Restate the records in their entirety, word for word.

-- Listed records start --

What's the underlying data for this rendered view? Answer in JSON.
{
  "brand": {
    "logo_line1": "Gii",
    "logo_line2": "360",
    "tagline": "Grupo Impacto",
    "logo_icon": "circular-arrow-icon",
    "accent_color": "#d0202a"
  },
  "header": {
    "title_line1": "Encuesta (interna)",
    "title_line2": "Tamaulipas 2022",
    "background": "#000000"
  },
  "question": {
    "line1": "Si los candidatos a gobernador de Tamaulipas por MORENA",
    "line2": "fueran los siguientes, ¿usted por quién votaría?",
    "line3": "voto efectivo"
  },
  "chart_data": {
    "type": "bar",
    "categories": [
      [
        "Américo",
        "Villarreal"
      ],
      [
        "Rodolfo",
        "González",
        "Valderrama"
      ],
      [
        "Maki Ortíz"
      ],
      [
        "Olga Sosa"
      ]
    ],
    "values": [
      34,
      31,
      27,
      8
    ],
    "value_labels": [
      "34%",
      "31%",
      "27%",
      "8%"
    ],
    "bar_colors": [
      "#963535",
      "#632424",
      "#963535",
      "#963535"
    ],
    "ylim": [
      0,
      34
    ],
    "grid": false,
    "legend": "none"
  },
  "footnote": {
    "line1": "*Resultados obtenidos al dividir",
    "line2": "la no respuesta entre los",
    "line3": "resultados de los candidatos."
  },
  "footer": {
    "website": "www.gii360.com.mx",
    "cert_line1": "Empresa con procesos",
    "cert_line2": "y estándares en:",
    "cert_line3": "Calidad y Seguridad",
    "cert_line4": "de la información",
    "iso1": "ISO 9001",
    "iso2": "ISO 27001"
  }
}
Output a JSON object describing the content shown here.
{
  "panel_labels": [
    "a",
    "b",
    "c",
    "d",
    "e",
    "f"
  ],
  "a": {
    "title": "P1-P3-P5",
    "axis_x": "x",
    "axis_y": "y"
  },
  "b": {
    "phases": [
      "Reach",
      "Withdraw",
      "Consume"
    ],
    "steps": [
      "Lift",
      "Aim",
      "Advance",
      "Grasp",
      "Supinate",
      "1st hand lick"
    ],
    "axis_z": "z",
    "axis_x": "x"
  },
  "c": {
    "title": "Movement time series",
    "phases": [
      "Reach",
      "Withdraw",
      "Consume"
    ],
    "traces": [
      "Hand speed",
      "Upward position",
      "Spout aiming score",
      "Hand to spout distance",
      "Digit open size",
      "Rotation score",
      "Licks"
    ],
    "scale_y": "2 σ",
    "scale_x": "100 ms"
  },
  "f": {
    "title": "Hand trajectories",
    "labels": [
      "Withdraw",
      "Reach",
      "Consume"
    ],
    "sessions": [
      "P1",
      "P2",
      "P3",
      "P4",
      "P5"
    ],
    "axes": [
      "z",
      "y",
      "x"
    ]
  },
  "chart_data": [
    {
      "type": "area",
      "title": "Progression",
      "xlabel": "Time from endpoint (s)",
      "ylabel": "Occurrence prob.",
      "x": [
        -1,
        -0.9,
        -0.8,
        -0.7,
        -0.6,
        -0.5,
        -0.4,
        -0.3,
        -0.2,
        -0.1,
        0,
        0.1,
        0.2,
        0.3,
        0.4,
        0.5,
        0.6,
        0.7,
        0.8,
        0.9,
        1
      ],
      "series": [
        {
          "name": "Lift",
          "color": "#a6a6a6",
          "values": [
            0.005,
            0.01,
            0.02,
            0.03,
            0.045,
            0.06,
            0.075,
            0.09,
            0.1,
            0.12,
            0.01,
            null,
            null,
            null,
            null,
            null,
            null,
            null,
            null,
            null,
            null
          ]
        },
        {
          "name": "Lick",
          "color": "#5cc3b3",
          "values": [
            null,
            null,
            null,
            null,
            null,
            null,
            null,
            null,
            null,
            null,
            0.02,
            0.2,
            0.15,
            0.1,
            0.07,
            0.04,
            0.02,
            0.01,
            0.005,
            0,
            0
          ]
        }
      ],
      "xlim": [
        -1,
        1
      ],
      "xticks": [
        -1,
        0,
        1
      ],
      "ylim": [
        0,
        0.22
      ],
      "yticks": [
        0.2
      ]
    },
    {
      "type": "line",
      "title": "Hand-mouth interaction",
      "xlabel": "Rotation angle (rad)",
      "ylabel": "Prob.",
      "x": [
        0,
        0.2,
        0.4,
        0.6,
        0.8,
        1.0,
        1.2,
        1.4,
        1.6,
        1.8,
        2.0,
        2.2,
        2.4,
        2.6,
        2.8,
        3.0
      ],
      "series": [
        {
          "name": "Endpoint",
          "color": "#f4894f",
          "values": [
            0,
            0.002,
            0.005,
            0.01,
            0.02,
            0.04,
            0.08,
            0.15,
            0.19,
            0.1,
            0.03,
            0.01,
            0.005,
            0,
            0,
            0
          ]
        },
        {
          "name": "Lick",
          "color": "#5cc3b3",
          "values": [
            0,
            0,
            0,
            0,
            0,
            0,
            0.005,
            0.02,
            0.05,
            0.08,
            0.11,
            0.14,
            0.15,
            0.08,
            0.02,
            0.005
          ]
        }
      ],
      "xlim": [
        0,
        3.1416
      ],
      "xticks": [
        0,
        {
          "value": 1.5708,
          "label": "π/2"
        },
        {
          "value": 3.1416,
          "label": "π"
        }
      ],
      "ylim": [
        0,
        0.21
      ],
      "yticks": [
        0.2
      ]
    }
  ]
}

-- Listed records end --

### Written solution
What's the underlying data for this rendered view? Answer in JSON.
{
  "brand": {
    "logo_line1": "Gii",
    "logo_line2": "360",
    "tagline": "Grupo Impacto",
    "logo_icon": "circular-arrow-icon",
    "accent_color": "#d0202a"
  },
  "header": {
    "title_line1": "Encuesta (interna)",
    "title_line2": "Tamaulipas 2022",
    "background": "#000000"
  },
  "question": {
    "line1": "Si los candidatos a gobernador de Tamaulipas por MORENA",
    "line2": "fueran los siguientes, ¿usted por quién votaría?",
    "line3": "voto efectivo"
  },
  "chart_data": {
    "type": "bar",
    "categories": [
      [
        "Américo",
        "Villarreal"
      ],
      [
        "Rodolfo",
        "González",
        "Valderrama"
      ],
      [
        "Maki Ortíz"
      ],
      [
        "Olga Sosa"
      ]
    ],
    "values": [
      34,
      31,
      27,
      8
    ],
    "value_labels": [
      "34%",
      "31%",
      "27%",
      "8%"
    ],
    "bar_colors": [
      "#963535",
      "#632424",
      "#963535",
      "#963535"
    ],
    "ylim": [
      0,
      34
    ],
    "grid": false,
    "legend": "none"
  },
  "footnote": {
    "line1": "*Resultados obtenidos al dividir",
    "line2": "la no respuesta entre los",
    "line3": "resultados de los candidatos."
  },
  "footer": {
    "website": "www.gii360.com.mx",
    "cert_line1": "Empresa con procesos",
    "cert_line2": "y estándares en:",
    "cert_line3": "Calidad y Seguridad",
    "cert_line4": "de la información",
    "iso1": "ISO 9001",
    "iso2": "ISO 27001"
  }
}
Output a JSON object describing the content shown here.
{
  "panel_labels": [
    "a",
    "b",
    "c",
    "d",
    "e",
    "f"
  ],
  "a": {
    "title": "P1-P3-P5",
    "axis_x": "x",
    "axis_y": "y"
  },
  "b": {
    "phases": [
      "Reach",
      "Withdraw",
      "Consume"
    ],
    "steps": [
      "Lift",
      "Aim",
      "Advance",
      "Grasp",
      "Supinate",
      "1st hand lick"
    ],
    "axis_z": "z",
    "axis_x": "x"
  },
  "c": {
    "title": "Movement time series",
    "phases": [
      "Reach",
      "Withdraw",
      "Consume"
    ],
    "traces": [
      "Hand speed",
      "Upward position",
      "Spout aiming score",
      "Hand to spout distance",
      "Digit open size",
      "Rotation score",
      "Licks"
    ],
    "scale_y": "2 σ",
    "scale_x": "100 ms"
  },
  "f": {
    "title": "Hand trajectories",
    "labels": [
      "Withdraw",
      "Reach",
      "Consume"
    ],
    "sessions": [
      "P1",
      "P2",
      "P3",
      "P4",
      "P5"
    ],
    "axes": [
      "z",
      "y",
      "x"
    ]
  },
  "chart_data": [
    {
      "type": "area",
      "title": "Progression",
      "xlabel": "Time from endpoint (s)",
      "ylabel": "Occurrence prob.",
      "x": [
        -1,
        -0.9,
        -0.8,
        -0.7,
        -0.6,
        -0.5,
        -0.4,
        -0.3,
        -0.2,
        -0.1,
        0,
        0.1,
        0.2,
        0.3,
        0.4,
        0.5,
        0.6,
        0.7,
        0.8,
        0.9,
        1
      ],
      "series": [
        {
          "name": "Lift",
          "color": "#a6a6a6",
          "values": [
            0.005,
            0.01,
            0.02,
            0.03,
            0.045,
            0.06,
            0.075,
            0.09,
            0.1,
            0.12,
            0.01,
            null,
            null,
            null,
            null,
            null,
            null,
            null,
            null,
            null,
            null
          ]
        },
        {
          "name": "Lick",
          "color": "#5cc3b3",
          "values": [
            null,
            null,
            null,
            null,
            null,
            null,
            null,
            null,
            null,
            null,
            0.02,
            0.2,
            0.15,
            0.1,
            0.07,
            0.04,
            0.02,
            0.01,
            0.005,
            0,
            0
          ]
        }
      ],
      "xlim": [
        -1,
        1
      ],
      "xticks": [
        -1,
        0,
        1
      ],
      "ylim": [
        0,
        0.22
      ],
      "yticks": [
        0.2
      ]
    },
    {
      "type": "line",
      "title": "Hand-mouth interaction",
      "xlabel": "Rotation angle (rad)",
      "ylabel": "Prob.",
      "x": [
        0,
        0.2,
        0.4,
        0.6,
        0.8,
        1.0,
        1.2,
        1.4,
        1.6,
        1.8,
        2.0,
        2.2,
        2.4,
        2.6,
        2.8,
        3.0
      ],
      "series": [
        {
          "name": "Endpoint",
          "color": "#f4894f",
          "values": [
            0,
            0.002,
            0.005,
            0.01,
            0.02,
            0.04,
            0.08,
            0.15,
            0.19,
            0.1,
            0.03,
            0.01,
            0.005,
            0,
            0,
            0
          ]
        },
        {
          "name": "Lick",
          "color": "#5cc3b3",
          "values": [
            0,
            0,
            0,
            0,
            0,
            0,
            0.005,
            0.02,
            0.05,
            0.08,
            0.11,
            0.14,
            0.15,
            0.08,
            0.02,
            0.005
          ]
        }
      ],
      "xlim": [
        0,
        3.1416
      ],
      "xticks": [
        0,
        {
          "value": 1.5708,
          "label": "π/2"
        },
        {
          "value": 3.1416,
          "label": "π"
        }
      ],
      "ylim": [
        0,
        0.21
      ],
      "yticks": [
        0.2
      ]
    }
  ]
}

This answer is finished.